Work to be completed: Write out every line of the material exactly as it appears.

====== Material provided

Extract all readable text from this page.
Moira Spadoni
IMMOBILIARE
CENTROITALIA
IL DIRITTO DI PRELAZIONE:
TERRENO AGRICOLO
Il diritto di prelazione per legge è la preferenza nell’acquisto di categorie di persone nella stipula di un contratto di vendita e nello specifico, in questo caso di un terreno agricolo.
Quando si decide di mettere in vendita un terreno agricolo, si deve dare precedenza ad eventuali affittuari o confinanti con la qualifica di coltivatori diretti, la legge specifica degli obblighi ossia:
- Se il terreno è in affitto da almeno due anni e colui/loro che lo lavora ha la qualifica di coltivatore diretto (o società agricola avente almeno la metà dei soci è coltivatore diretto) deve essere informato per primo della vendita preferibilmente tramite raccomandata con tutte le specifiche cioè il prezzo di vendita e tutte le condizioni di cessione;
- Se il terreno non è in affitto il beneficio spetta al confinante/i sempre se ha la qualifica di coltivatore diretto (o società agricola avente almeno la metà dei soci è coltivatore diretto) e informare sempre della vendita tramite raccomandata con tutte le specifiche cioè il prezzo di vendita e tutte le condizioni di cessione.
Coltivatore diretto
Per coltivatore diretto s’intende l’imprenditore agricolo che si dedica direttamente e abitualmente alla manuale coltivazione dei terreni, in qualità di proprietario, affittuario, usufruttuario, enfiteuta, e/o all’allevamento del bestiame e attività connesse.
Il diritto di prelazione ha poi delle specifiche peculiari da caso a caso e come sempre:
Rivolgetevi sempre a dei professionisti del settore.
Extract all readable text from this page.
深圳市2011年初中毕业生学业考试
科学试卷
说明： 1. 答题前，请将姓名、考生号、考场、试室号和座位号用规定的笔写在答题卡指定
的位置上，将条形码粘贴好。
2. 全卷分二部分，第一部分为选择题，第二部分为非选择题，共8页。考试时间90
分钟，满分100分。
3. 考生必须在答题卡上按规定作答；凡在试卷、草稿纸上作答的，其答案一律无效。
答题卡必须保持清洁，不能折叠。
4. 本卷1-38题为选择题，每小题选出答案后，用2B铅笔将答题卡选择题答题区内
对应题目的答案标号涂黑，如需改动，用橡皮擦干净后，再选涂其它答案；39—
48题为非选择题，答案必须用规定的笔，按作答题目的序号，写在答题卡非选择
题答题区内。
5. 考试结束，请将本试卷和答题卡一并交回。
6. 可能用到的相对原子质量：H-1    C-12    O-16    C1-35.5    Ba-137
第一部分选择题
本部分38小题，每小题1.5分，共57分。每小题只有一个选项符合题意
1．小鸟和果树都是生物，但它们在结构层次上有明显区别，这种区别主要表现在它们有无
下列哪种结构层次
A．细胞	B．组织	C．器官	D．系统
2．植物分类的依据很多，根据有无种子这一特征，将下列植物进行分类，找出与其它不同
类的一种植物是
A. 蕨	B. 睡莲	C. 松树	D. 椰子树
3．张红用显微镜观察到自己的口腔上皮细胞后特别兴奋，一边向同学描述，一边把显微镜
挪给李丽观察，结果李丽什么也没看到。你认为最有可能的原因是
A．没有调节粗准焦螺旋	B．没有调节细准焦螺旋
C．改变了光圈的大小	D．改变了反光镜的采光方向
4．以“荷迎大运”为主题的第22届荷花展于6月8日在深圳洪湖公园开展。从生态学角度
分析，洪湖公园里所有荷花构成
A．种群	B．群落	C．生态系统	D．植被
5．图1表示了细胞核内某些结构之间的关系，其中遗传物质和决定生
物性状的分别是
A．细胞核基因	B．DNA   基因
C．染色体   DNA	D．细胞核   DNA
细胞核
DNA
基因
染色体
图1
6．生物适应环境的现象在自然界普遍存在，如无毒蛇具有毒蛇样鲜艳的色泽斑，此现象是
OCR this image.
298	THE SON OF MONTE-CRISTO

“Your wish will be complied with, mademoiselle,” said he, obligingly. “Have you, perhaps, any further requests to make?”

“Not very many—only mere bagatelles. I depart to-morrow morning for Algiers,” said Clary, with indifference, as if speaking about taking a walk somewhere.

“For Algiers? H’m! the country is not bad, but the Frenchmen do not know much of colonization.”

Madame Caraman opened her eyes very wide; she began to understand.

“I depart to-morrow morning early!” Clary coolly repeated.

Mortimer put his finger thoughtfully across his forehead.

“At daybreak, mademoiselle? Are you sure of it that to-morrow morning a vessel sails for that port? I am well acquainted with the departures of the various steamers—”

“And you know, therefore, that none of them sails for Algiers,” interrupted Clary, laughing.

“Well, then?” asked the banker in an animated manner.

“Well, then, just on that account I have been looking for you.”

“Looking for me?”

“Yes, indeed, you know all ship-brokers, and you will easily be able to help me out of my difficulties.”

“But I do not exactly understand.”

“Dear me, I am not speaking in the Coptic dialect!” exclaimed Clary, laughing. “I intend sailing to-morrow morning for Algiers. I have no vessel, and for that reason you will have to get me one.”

============

Result of the exercise:
Extract all readable text from this page.
Moira Spadoni
IMMOBILIARE
CENTROITALIA
IL DIRITTO DI PRELAZIONE:
TERRENO AGRICOLO
Il diritto di prelazione per legge è la preferenza nell’acquisto di categorie di persone nella stipula di un contratto di vendita e nello specifico, in questo caso di un terreno agricolo.
Quando si decide di mettere in vendita un terreno agricolo, si deve dare precedenza ad eventuali affittuari o confinanti con la qualifica di coltivatori diretti, la legge specifica degli obblighi ossia:
- Se il terreno è in affitto da almeno due anni e colui/loro che lo lavora ha la qualifica di coltivatore diretto (o società agricola avente almeno la metà dei soci è coltivatore diretto) deve essere informato per primo della vendita preferibilmente tramite raccomandata con tutte le specifiche cioè il prezzo di vendita e tutte le condizioni di cessione;
- Se il terreno non è in affitto il beneficio spetta al confinante/i sempre se ha la qualifica di coltivatore diretto (o società agricola avente almeno la metà dei soci è coltivatore diretto) e informare sempre della vendita tramite raccomandata con tutte le specifiche cioè il prezzo di vendita e tutte le condizioni di cessione.
Coltivatore diretto
Per coltivatore diretto s’intende l’imprenditore agricolo che si dedica direttamente e abitualmente alla manuale coltivazione dei terreni, in qualità di proprietario, affittuario, usufruttuario, enfiteuta, e/o all’allevamento del bestiame e attività connesse.
Il diritto di prelazione ha poi delle specifiche peculiari da caso a caso e come sempre:
Rivolgetevi sempre a dei professionisti del settore.
Extract all readable text from this page.
深圳市2011年初中毕业生学业考试
科学试卷
说明： 1. 答题前，请将姓名、考生号、考场、试室号和座位号用规定的笔写在答题卡指定
的位置上，将条形码粘贴好。
2. 全卷分二部分，第一部分为选择题，第二部分为非选择题，共8页。考试时间90
分钟，满分100分。
3. 考生必须在答题卡上按规定作答；凡在试卷、草稿纸上作答的，其答案一律无效。
答题卡必须保持清洁，不能折叠。
4. 本卷1-38题为选择题，每小题选出答案后，用2B铅笔将答题卡选择题答题区内
对应题目的答案标号涂黑，如需改动，用橡皮擦干净后，再选涂其它答案；39—
48题为非选择题，答案必须用规定的笔，按作答题目的序号，写在答题卡非选择
题答题区内。
5. 考试结束，请将本试卷和答题卡一并交回。
6. 可能用到的相对原子质量：H-1    C-12    O-16    C1-35.5    Ba-137
第一部分选择题
本部分38小题，每小题1.5分，共57分。每小题只有一个选项符合题意
1．小鸟和果树都是生物，但它们在结构层次上有明显区别，这种区别主要表现在它们有无
下列哪种结构层次
A．细胞	B．组织	C．器官	D．系统
2．植物分类的依据很多，根据有无种子这一特征，将下列植物进行分类，找出与其它不同
类的一种植物是
A. 蕨	B. 睡莲	C. 松树	D. 椰子树
3．张红用显微镜观察到自己的口腔上皮细胞后特别兴奋，一边向同学描述，一边把显微镜
挪给李丽观察，结果李丽什么也没看到。你认为最有可能的原因是
A．没有调节粗准焦螺旋	B．没有调节细准焦螺旋
C．改变了光圈的大小	D．改变了反光镜的采光方向
4．以“荷迎大运”为主题的第22届荷花展于6月8日在深圳洪湖公园开展。从生态学角度
分析，洪湖公园里所有荷花构成
A．种群	B．群落	C．生态系统	D．植被
5．图1表示了细胞核内某些结构之间的关系，其中遗传物质和决定生
物性状的分别是
A．细胞核基因	B．DNA   基因
C．染色体   DNA	D．细胞核   DNA
细胞核
DNA
基因
染色体
图1
6．生物适应环境的现象在自然界普遍存在，如无毒蛇具有毒蛇样鲜艳的色泽斑，此现象是
OCR this image.
298	THE SON OF MONTE-CRISTO

“Your wish will be complied with, mademoiselle,” said he, obligingly. “Have you, perhaps, any further requests to make?”

“Not very many—only mere bagatelles. I depart to-morrow morning for Algiers,” said Clary, with indifference, as if speaking about taking a walk somewhere.

“For Algiers? H’m! the country is not bad, but the Frenchmen do not know much of colonization.”

Madame Caraman opened her eyes very wide; she began to understand.

“I depart to-morrow morning early!” Clary coolly repeated.

Mortimer put his finger thoughtfully across his forehead.

“At daybreak, mademoiselle? Are you sure of it that to-morrow morning a vessel sails for that port? I am well acquainted with the departures of the various steamers—”

“And you know, therefore, that none of them sails for Algiers,” interrupted Clary, laughing.

“Well, then?” asked the banker in an animated manner.

“Well, then, just on that account I have been looking for you.”

“Looking for me?”

“Yes, indeed, you know all ship-brokers, and you will easily be able to help me out of my difficulties.”

“But I do not exactly understand.”

“Dear me, I am not speaking in the Coptic dialect!” exclaimed Clary, laughing. “I intend sailing to-morrow morning for Algiers. I have no vessel, and for that reason you will have to get me one.”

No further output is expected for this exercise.